— Start Data entries —

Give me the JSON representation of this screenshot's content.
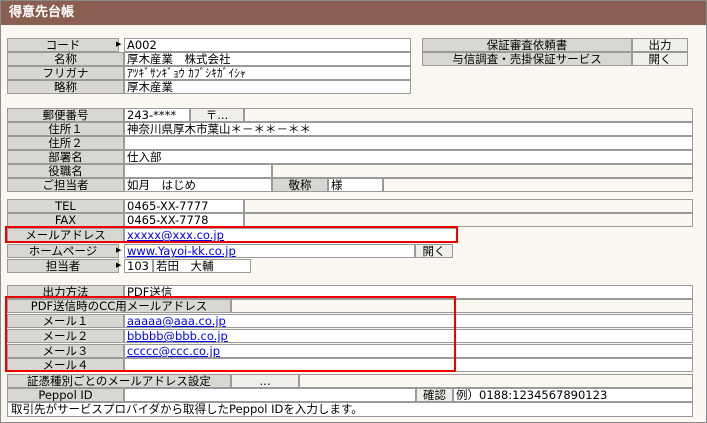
{
  "window_title": "得意先台帳",
  "customer": {
    "code_label": "コード",
    "code_value": "A002",
    "name_label": "名称",
    "name_value": "厚木産業　株式会社",
    "furigana_label": "フリガナ",
    "furigana_value": "ｱﾂｷﾞｻﾝｷﾞｮｳ ｶﾌﾞｼｷｶﾞｲｼｬ",
    "short_label": "略称",
    "short_value": "厚木産業"
  },
  "side_panel": {
    "row1_label": "保証審査依頼書",
    "row1_button": "出力",
    "row2_label": "与信調査・売掛保証サービス",
    "row2_button": "開く"
  },
  "address": {
    "postal_label": "郵便番号",
    "postal_value": "243-****",
    "postal_button": "〒...",
    "addr1_label": "住所１",
    "addr1_value": "神奈川県厚木市葉山＊－＊＊－＊＊",
    "addr2_label": "住所２",
    "addr2_value": "",
    "dept_label": "部署名",
    "dept_value": "仕入部",
    "title_label": "役職名",
    "title_value": "",
    "contact_label": "ご担当者",
    "contact_value": "如月　はじめ",
    "honorific_label": "敬称",
    "honorific_value": "様",
    "tel_label": "TEL",
    "tel_value": "0465-XX-7777",
    "fax_label": "FAX",
    "fax_value": "0465-XX-7778",
    "mail_label": "メールアドレス",
    "mail_value": "xxxxx@xxx.co.jp",
    "hp_label": "ホームページ",
    "hp_value": "www.Yayoi-kk.co.jp",
    "hp_button": "開く",
    "staff_label": "担当者",
    "staff_code": "103",
    "staff_name": "若田　大輔"
  },
  "output": {
    "method_label": "出力方法",
    "method_value": "PDF送信",
    "cc_header": "PDF送信時のCC用メールアドレス",
    "mail1_label": "メール１",
    "mail1_value": "aaaaa@aaa.co.jp",
    "mail2_label": "メール２",
    "mail2_value": "bbbbb@bbb.co.jp",
    "mail3_label": "メール３",
    "mail3_value": "ccccc@ccc.co.jp",
    "mail4_label": "メール４",
    "mail4_value": "",
    "voucher_label": "証憑種別ごとのメールアドレス設定",
    "voucher_button": "...",
    "peppol_label": "Peppol ID",
    "peppol_value": "",
    "confirm_button": "確認",
    "peppol_example": "例）0188:1234567890123",
    "peppol_note": "取引先がサービスプロバイダから取得したPeppol IDを入力します。"
  },
  "colors": {
    "title_bar": "#8a5f52",
    "highlight": "#ee0000",
    "link": "#0000ee",
    "label_bg": "#d9d7d2"
  }
}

— End Data entries —

» **What the task asks**
Pick out each line above that includes "厚木産業" and show it.

» **Problem solution**
    "name_value": "厚木産業　株式会社",
    "short_value": "厚木産業"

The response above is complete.